Data entries:
>> START
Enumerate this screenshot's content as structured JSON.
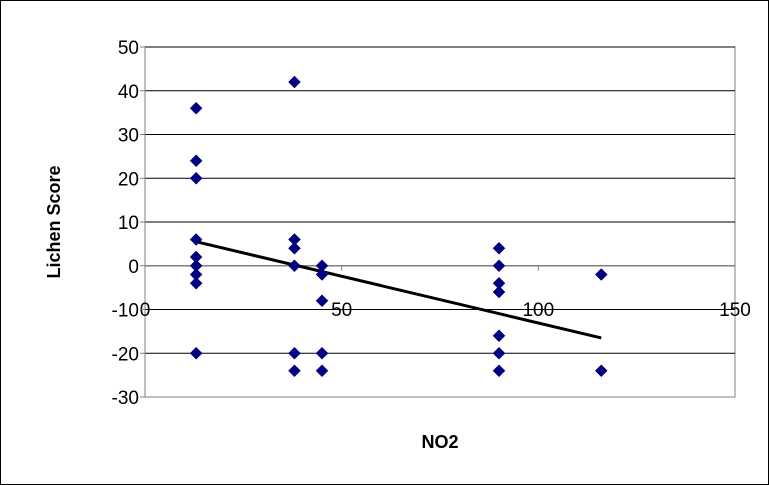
{
  "chart_data": {
    "type": "scatter",
    "title": "",
    "xlabel": "NO2",
    "ylabel": "Lichen Score",
    "xlim": [
      0,
      150
    ],
    "ylim": [
      -30,
      50
    ],
    "x_ticks": [
      0,
      50,
      100,
      150
    ],
    "y_ticks": [
      -30,
      -20,
      -10,
      0,
      10,
      20,
      30,
      40,
      50
    ],
    "grid": "horizontal",
    "legend": "none",
    "marker_color": "#000080",
    "trendline_color": "#000000",
    "points": [
      {
        "x": 13,
        "y": 36
      },
      {
        "x": 13,
        "y": 24
      },
      {
        "x": 13,
        "y": 20
      },
      {
        "x": 13,
        "y": 6
      },
      {
        "x": 13,
        "y": 2
      },
      {
        "x": 13,
        "y": 0
      },
      {
        "x": 13,
        "y": -2
      },
      {
        "x": 13,
        "y": -4
      },
      {
        "x": 13,
        "y": -20
      },
      {
        "x": 38,
        "y": 42
      },
      {
        "x": 38,
        "y": 6
      },
      {
        "x": 38,
        "y": 4
      },
      {
        "x": 38,
        "y": 0
      },
      {
        "x": 38,
        "y": -20
      },
      {
        "x": 38,
        "y": -24
      },
      {
        "x": 45,
        "y": 0
      },
      {
        "x": 45,
        "y": -2
      },
      {
        "x": 45,
        "y": -8
      },
      {
        "x": 45,
        "y": -20
      },
      {
        "x": 45,
        "y": -24
      },
      {
        "x": 90,
        "y": 4
      },
      {
        "x": 90,
        "y": 0
      },
      {
        "x": 90,
        "y": -4
      },
      {
        "x": 90,
        "y": -6
      },
      {
        "x": 90,
        "y": -16
      },
      {
        "x": 90,
        "y": -20
      },
      {
        "x": 90,
        "y": -24
      },
      {
        "x": 116,
        "y": -2
      },
      {
        "x": 116,
        "y": -24
      }
    ],
    "trendline": {
      "x": [
        13,
        116
      ],
      "y": [
        5.5,
        -16.5
      ]
    }
  }
}
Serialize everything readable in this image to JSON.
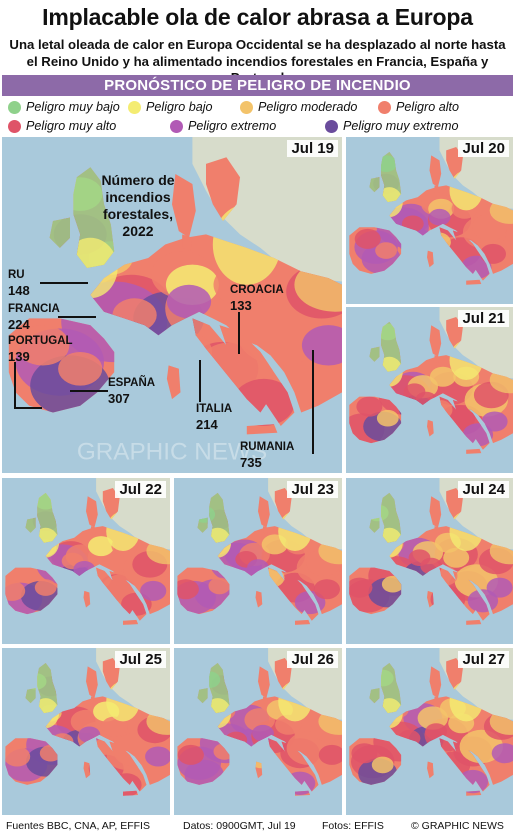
{
  "header": {
    "title": "Implacable ola de calor abrasa a Europa",
    "subtitle": "Una letal oleada de calor en Europa Occidental se ha desplazado al norte hasta el Reino Unido y ha alimentado incendios forestales en Francia, España y Portugal"
  },
  "section_title": "PRONÓSTICO DE PELIGRO DE INCENDIO",
  "legend": [
    {
      "label": "Peligro muy bajo",
      "color": "#8fd18b"
    },
    {
      "label": "Peligro bajo",
      "color": "#f4ec72"
    },
    {
      "label": "Peligro moderado",
      "color": "#f3c36a"
    },
    {
      "label": "Peligro alto",
      "color": "#f07f6c"
    },
    {
      "label": "Peligro muy alto",
      "color": "#df5468"
    },
    {
      "label": "Peligro extremo",
      "color": "#b15ab5"
    },
    {
      "label": "Peligro muy extremo",
      "color": "#6a4c9c"
    }
  ],
  "main_map": {
    "date": "Jul 19",
    "fires_title": "Número de incendios forestales, 2022",
    "fires": [
      {
        "name": "RU",
        "value": "148"
      },
      {
        "name": "FRANCIA",
        "value": "224"
      },
      {
        "name": "PORTUGAL",
        "value": "139"
      },
      {
        "name": "ESPAÑA",
        "value": "307"
      },
      {
        "name": "CROACIA",
        "value": "133"
      },
      {
        "name": "ITALIA",
        "value": "214"
      },
      {
        "name": "RUMANIA",
        "value": "735"
      }
    ]
  },
  "forecast_dates": [
    "Jul 20",
    "Jul 21",
    "Jul 22",
    "Jul 23",
    "Jul 24",
    "Jul 25",
    "Jul 26",
    "Jul 27"
  ],
  "watermark": "GRAPHIC NEWS",
  "footer": {
    "sources": "Fuentes BBC, CNA, AP, EFFIS",
    "data": "Datos: 0900GMT, Jul 19",
    "photos": "Fotos: EFFIS",
    "credit": "© GRAPHIC NEWS"
  }
}
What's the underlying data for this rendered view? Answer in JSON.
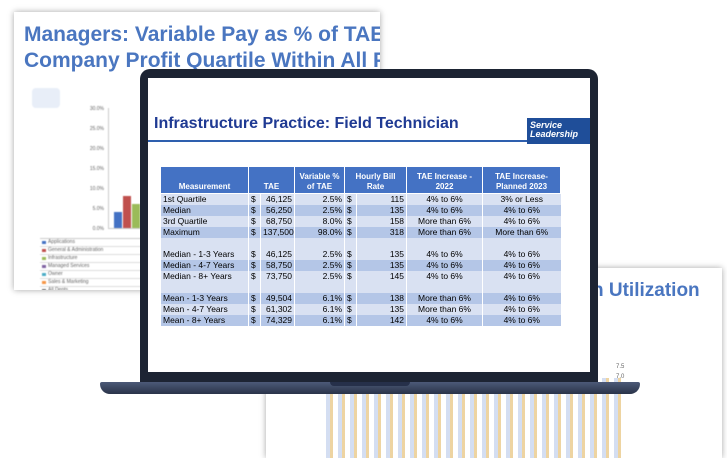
{
  "left_slide": {
    "title_lines": [
      "Managers: Variable Pay as % of TAE by",
      "Company Profit Quartile Within All PBMs"
    ],
    "yticks": [
      "30.0%",
      "25.0%",
      "20.0%",
      "15.0%",
      "10.0%",
      "5.0%",
      "0.0%"
    ],
    "legend": [
      "Applications",
      "General & Administration",
      "Infrastructure",
      "Managed Services",
      "Owner",
      "Sales & Marketing",
      "All Depts"
    ]
  },
  "right_slide": {
    "title": "n Utilization",
    "yticks": [
      "7.5",
      "7.0"
    ]
  },
  "screen": {
    "title": "Infrastructure Practice: Field Technician",
    "logo": [
      "Service",
      "Leadership"
    ],
    "table": {
      "headers": [
        "Measurement",
        "TAE",
        "Variable % of TAE",
        "Hourly Bill Rate",
        "TAE Increase - 2022",
        "TAE Increase- Planned 2023"
      ],
      "groups": [
        [
          [
            "1st Quartile",
            "$",
            "46,125",
            "2.5%",
            "$",
            "115",
            "4% to 6%",
            "3% or Less"
          ],
          [
            "Median",
            "$",
            "56,250",
            "2.5%",
            "$",
            "135",
            "4% to 6%",
            "4% to 6%"
          ],
          [
            "3rd Quartile",
            "$",
            "68,750",
            "8.0%",
            "$",
            "158",
            "More than 6%",
            "4% to 6%"
          ],
          [
            "Maximum",
            "$",
            "137,500",
            "98.0%",
            "$",
            "318",
            "More than 6%",
            "More than 6%"
          ]
        ],
        [
          [
            "Median - 1-3 Years",
            "$",
            "46,125",
            "2.5%",
            "$",
            "135",
            "4% to 6%",
            "4% to 6%"
          ],
          [
            "Median - 4-7 Years",
            "$",
            "58,750",
            "2.5%",
            "$",
            "135",
            "4% to 6%",
            "4% to 6%"
          ],
          [
            "Median - 8+ Years",
            "$",
            "73,750",
            "2.5%",
            "$",
            "145",
            "4% to 6%",
            "4% to 6%"
          ]
        ],
        [
          [
            "Mean - 1-3 Years",
            "$",
            "49,504",
            "6.1%",
            "$",
            "138",
            "More than 6%",
            "4% to 6%"
          ],
          [
            "Mean - 4-7 Years",
            "$",
            "61,302",
            "6.1%",
            "$",
            "135",
            "More than 6%",
            "4% to 6%"
          ],
          [
            "Mean - 8+ Years",
            "$",
            "74,329",
            "6.1%",
            "$",
            "142",
            "4% to 6%",
            "4% to 6%"
          ]
        ]
      ]
    }
  }
}
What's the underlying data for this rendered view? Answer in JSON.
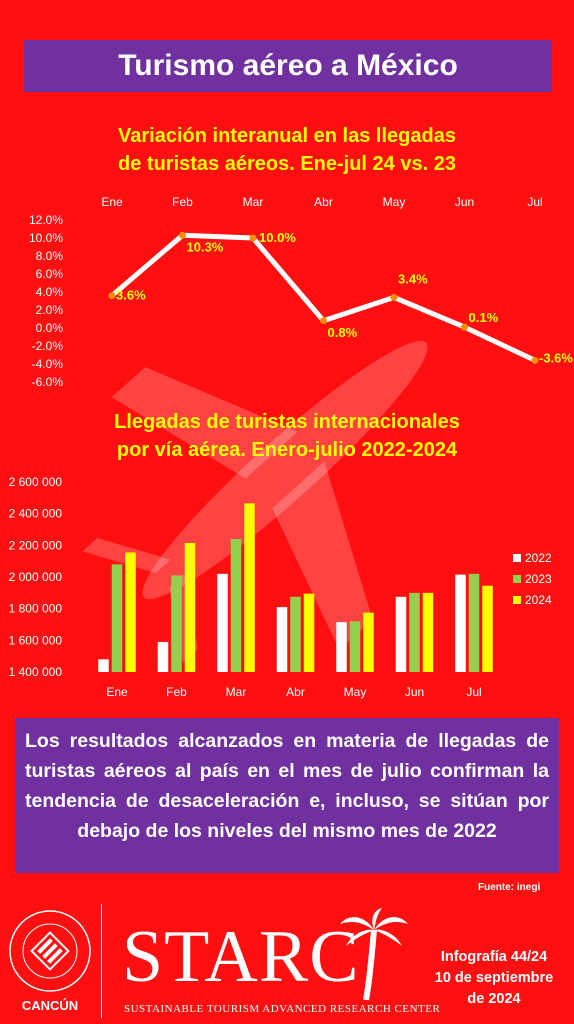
{
  "header": {
    "title": "Turismo aéreo a México"
  },
  "chart1": {
    "title_line1": "Variación interanual en las llegadas",
    "title_line2": "de turistas aéreos. Ene-jul 24 vs. 23"
  },
  "chart2": {
    "title_line1": "Llegadas de turistas internacionales",
    "title_line2": "por vía aérea. Enero-julio 2022-2024"
  },
  "chart_data": [
    {
      "type": "line",
      "categories": [
        "Ene",
        "Feb",
        "Mar",
        "Abr",
        "May",
        "Jun",
        "Jul"
      ],
      "values": [
        3.6,
        10.3,
        10.0,
        0.8,
        3.4,
        0.1,
        -3.6
      ],
      "data_labels": [
        "3.6%",
        "10.3%",
        "10.0%",
        "0.8%",
        "3.4%",
        "0.1%",
        "-3.6%"
      ],
      "y_ticks": [
        "12.0%",
        "10.0%",
        "8.0%",
        "6.0%",
        "4.0%",
        "2.0%",
        "0.0%",
        "-2.0%",
        "-4.0%",
        "-6.0%"
      ],
      "ylim": [
        -6,
        12
      ],
      "x_axis_position": "top",
      "line_color": "#ffffff",
      "marker_color": "#ff8c00",
      "label_color": "#ffff00"
    },
    {
      "type": "bar",
      "categories": [
        "Ene",
        "Feb",
        "Mar",
        "Abr",
        "May",
        "Jun",
        "Jul"
      ],
      "series": [
        {
          "name": "2022",
          "color": "#ffffff",
          "values": [
            1480000,
            1590000,
            2020000,
            1810000,
            1715000,
            1875000,
            2015000
          ]
        },
        {
          "name": "2023",
          "color": "#92d050",
          "values": [
            2080000,
            2010000,
            2240000,
            1875000,
            1720000,
            1900000,
            2020000
          ]
        },
        {
          "name": "2024",
          "color": "#ffff00",
          "values": [
            2155000,
            2215000,
            2465000,
            1895000,
            1775000,
            1900000,
            1945000
          ]
        }
      ],
      "y_ticks": [
        "2 600 000",
        "2 400 000",
        "2 200 000",
        "2 000 000",
        "1 800 000",
        "1 600 000",
        "1 400 000"
      ],
      "ylim": [
        1400000,
        2600000
      ],
      "legend": "right"
    }
  ],
  "summary": {
    "text": "Los resultados alcanzados en materia de llegadas de turistas aéreos al país en el mes de julio confirman la tendencia de desaceleración e, incluso, se sitúan por debajo de los niveles del mismo mes de 2022"
  },
  "source": {
    "text": "Fuente: inegi"
  },
  "footer": {
    "university_seal": "UNIVERSIDAD ANÁHUAC · VINCE IN BONO MALUM",
    "campus": "CANCÚN",
    "brand": "STARC",
    "brand_sub": "SUSTAINABLE TOURISM ADVANCED RESEARCH CENTER",
    "info_line1": "Infografía 44/24",
    "info_line2": "10 de septiembre",
    "info_line3": "de 2024"
  },
  "colors": {
    "background": "#ff0f0f",
    "purple": "#7030a0",
    "yellow": "#ffff00"
  }
}
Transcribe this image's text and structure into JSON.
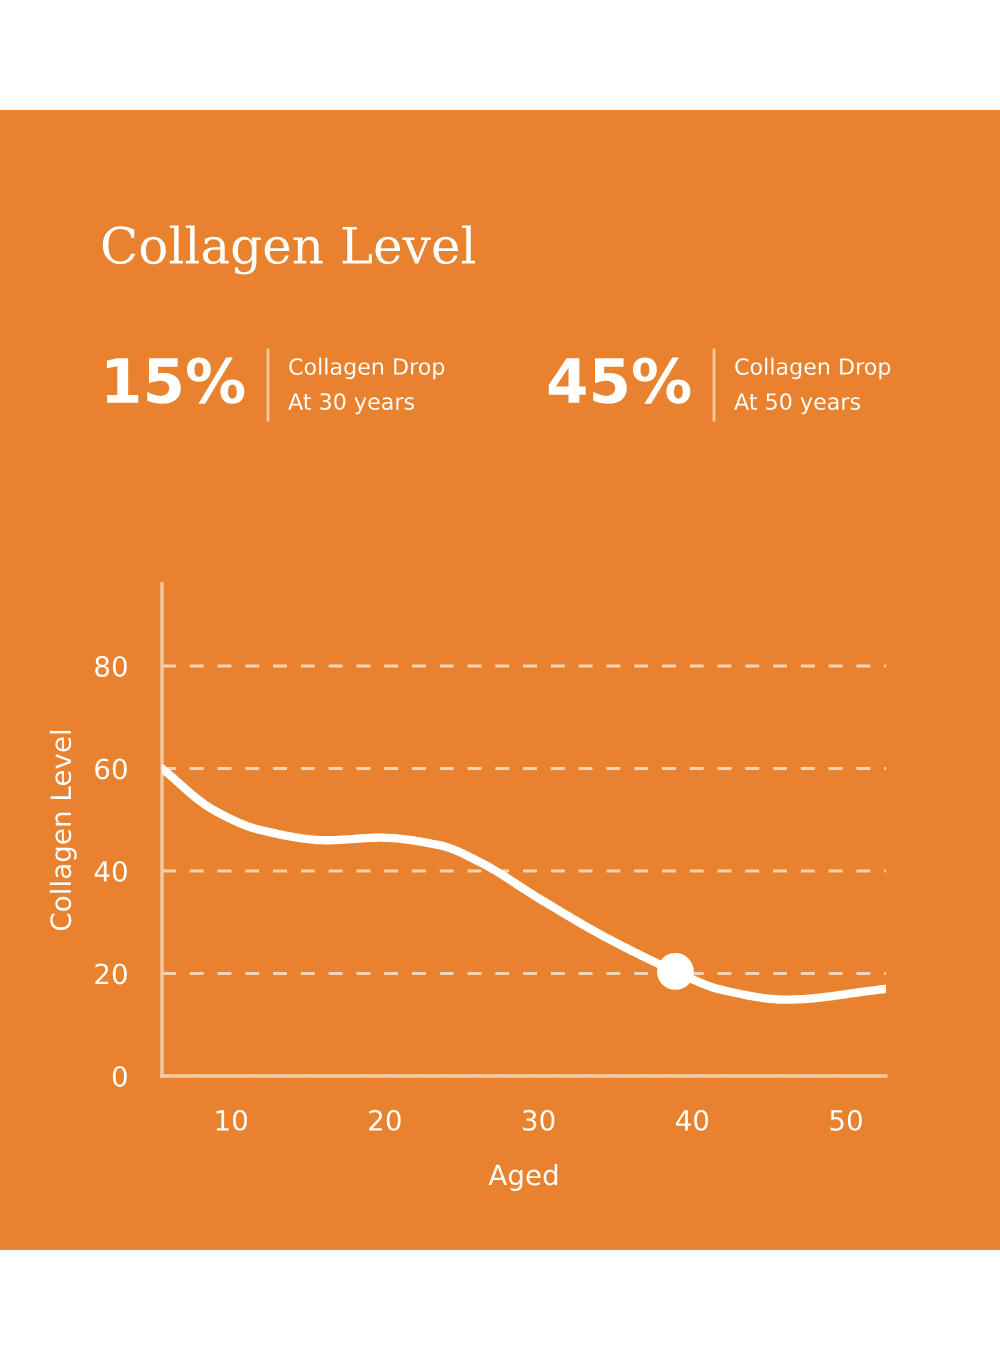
{
  "chart_data": {
    "type": "line",
    "title": "Collagen Level",
    "xlabel": "Aged",
    "ylabel": "Collagen Level",
    "annotations": [
      "15%",
      "Collagen Drop\nAt 30 years",
      "45%",
      "Collagen Drop\nAt 50 years"
    ],
    "series": [
      {
        "color": "#ffffff",
        "marker": "none",
        "x": [
          5.5,
          8.8,
          11.9,
          16.2,
          19.7,
          23.6,
          26.2,
          30.1,
          34.4,
          38.9,
          41.8,
          46.1,
          52.6
        ],
        "values": [
          60,
          52,
          48,
          46,
          46.5,
          45,
          41.7,
          34.5,
          27,
          20.4,
          16.9,
          14.9,
          17
        ]
      },
      {
        "type": "scatter",
        "marker": "circle",
        "color": "#ffffff",
        "x": [
          38.9
        ],
        "values": [
          20.4
        ]
      }
    ],
    "xlim": [
      5.5,
      52.6
    ],
    "ylim": [
      0,
      96
    ],
    "xticks": [
      10,
      20,
      30,
      40,
      50
    ],
    "yticks": [
      0,
      20,
      40,
      60,
      80
    ],
    "grid": "y",
    "legend": false,
    "line_style": "solid"
  }
}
>> END
Given problem: Track down all lines above with the string "extremo" and copy them.

Task solution:
      "label": "Peligro extremo",
      "label": "Peligro muy extremo",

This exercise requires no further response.